• PROBLEM DETAILS:
Write out the listing below in full and exactly, leaving out every picture.
━━━ MATERIAL PROVIDED
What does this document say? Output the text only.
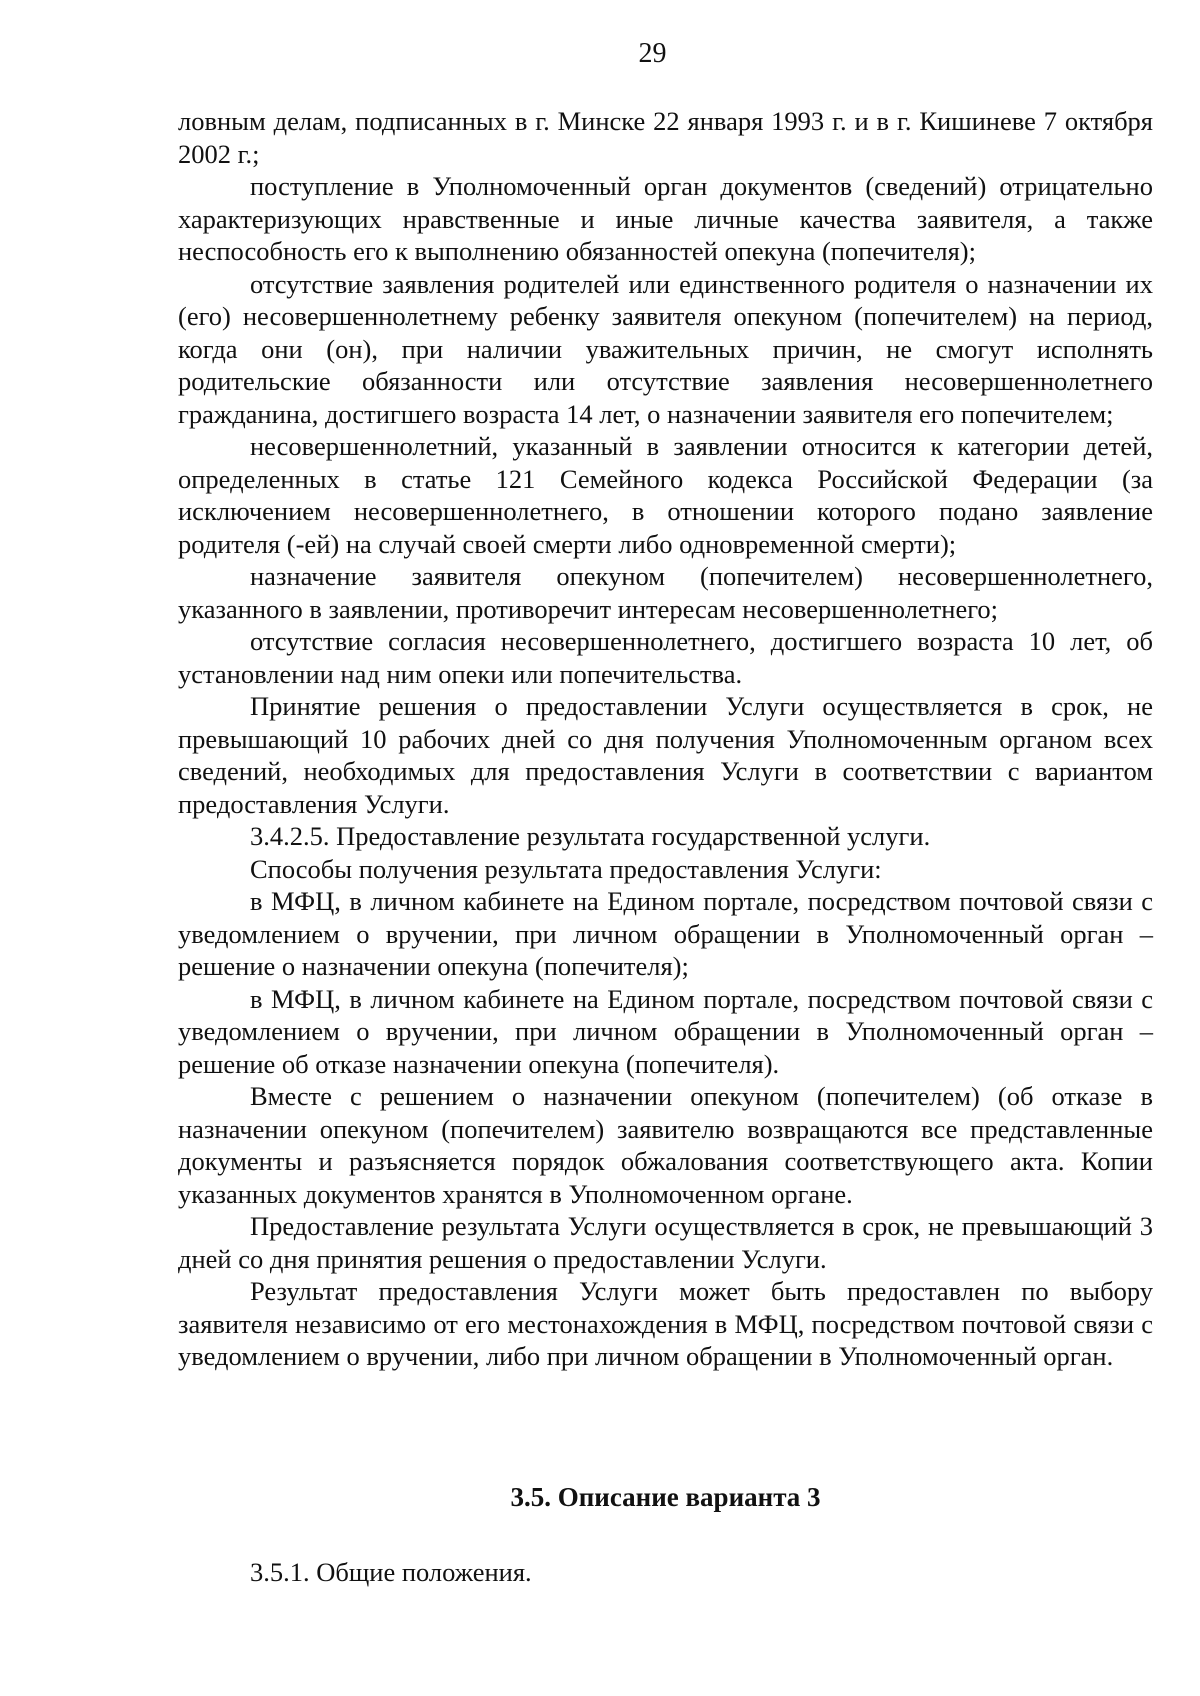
29

ловным делам, подписанных в г. Минске 22 января 1993 г. и в г. Кишиневе 7 октября 2002 г.;

поступление в Уполномоченный орган документов (сведений) отрицательно характеризующих нравственные и иные личные качества заявителя, а также неспособность его к выполнению обязанностей опекуна (попечителя);

отсутствие заявления родителей или единственного родителя о назначении их (его) несовершеннолетнему ребенку заявителя опекуном (попечителем) на период, когда они (он), при наличии уважительных причин, не смогут исполнять родительские обязанности или отсутствие заявления несовершеннолетнего гражданина, достигшего возраста 14 лет, о назначении заявителя его попечителем;

несовершеннолетний, указанный в заявлении относится к категории детей, определенных в статье 121 Семейного кодекса Российской Федерации (за исключением несовершеннолетнего, в отношении которого подано заявление родителя (-ей) на случай своей смерти либо одновременной смерти);

назначение заявителя опекуном (попечителем) несовершеннолетнего, указанного в заявлении, противоречит интересам несовершеннолетнего;

отсутствие согласия несовершеннолетнего, достигшего возраста 10 лет, об установлении над ним опеки или попечительства.

Принятие решения о предоставлении Услуги осуществляется в срок, не превышающий 10 рабочих дней со дня получения Уполномоченным органом всех сведений, необходимых для предоставления Услуги в соответствии с вариантом предоставления Услуги.

3.4.2.5. Предоставление результата государственной услуги.

Способы получения результата предоставления Услуги:

в МФЦ, в личном кабинете на Едином портале, посредством почтовой связи с уведомлением о вручении, при личном обращении в Уполномоченный орган – решение о назначении опекуна (попечителя);

в МФЦ, в личном кабинете на Едином портале, посредством почтовой связи с уведомлением о вручении, при личном обращении в Уполномоченный орган – решение об отказе назначении опекуна (попечителя).

Вместе с решением о назначении опекуном (попечителем) (об отказе в назначении опекуном (попечителем) заявителю возвращаются все представленные документы и разъясняется порядок обжалования соответствующего акта. Копии указанных документов хранятся в Уполномоченном органе.

Предоставление результата Услуги осуществляется в срок, не превышающий 3 дней со дня принятия решения о предоставлении Услуги.

Результат предоставления Услуги может быть предоставлен по выбору заявителя независимо от его местонахождения в МФЦ, посредством почтовой связи с уведомлением о вручении, либо при личном обращении в Уполномоченный орган.

3.5. Описание варианта 3

3.5.1. Общие положения.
━━━━━━
• RESULT:
What does this document say? Output the text only.
29

ловным делам, подписанных в г. Минске 22 января 1993 г. и в г. Кишиневе 7 октября 2002 г.;

поступление в Уполномоченный орган документов (сведений) отрицательно характеризующих нравственные и иные личные качества заявителя, а также неспособность его к выполнению обязанностей опекуна (попечителя);

отсутствие заявления родителей или единственного родителя о назначении их (его) несовершеннолетнему ребенку заявителя опекуном (попечителем) на период, когда они (он), при наличии уважительных причин, не смогут исполнять родительские обязанности или отсутствие заявления несовершеннолетнего гражданина, достигшего возраста 14 лет, о назначении заявителя его попечителем;

несовершеннолетний, указанный в заявлении относится к категории детей, определенных в статье 121 Семейного кодекса Российской Федерации (за исключением несовершеннолетнего, в отношении которого подано заявление родителя (-ей) на случай своей смерти либо одновременной смерти);

назначение заявителя опекуном (попечителем) несовершеннолетнего, указанного в заявлении, противоречит интересам несовершеннолетнего;

отсутствие согласия несовершеннолетнего, достигшего возраста 10 лет, об установлении над ним опеки или попечительства.

Принятие решения о предоставлении Услуги осуществляется в срок, не превышающий 10 рабочих дней со дня получения Уполномоченным органом всех сведений, необходимых для предоставления Услуги в соответствии с вариантом предоставления Услуги.

3.4.2.5. Предоставление результата государственной услуги.

Способы получения результата предоставления Услуги:

в МФЦ, в личном кабинете на Едином портале, посредством почтовой связи с уведомлением о вручении, при личном обращении в Уполномоченный орган – решение о назначении опекуна (попечителя);

в МФЦ, в личном кабинете на Едином портале, посредством почтовой связи с уведомлением о вручении, при личном обращении в Уполномоченный орган – решение об отказе назначении опекуна (попечителя).

Вместе с решением о назначении опекуном (попечителем) (об отказе в назначении опекуном (попечителем) заявителю возвращаются все представленные документы и разъясняется порядок обжалования соответствующего акта. Копии указанных документов хранятся в Уполномоченном органе.

Предоставление результата Услуги осуществляется в срок, не превышающий 3 дней со дня принятия решения о предоставлении Услуги.

Результат предоставления Услуги может быть предоставлен по выбору заявителя независимо от его местонахождения в МФЦ, посредством почтовой связи с уведомлением о вручении, либо при личном обращении в Уполномоченный орган.

3.5. Описание варианта 3

3.5.1. Общие положения.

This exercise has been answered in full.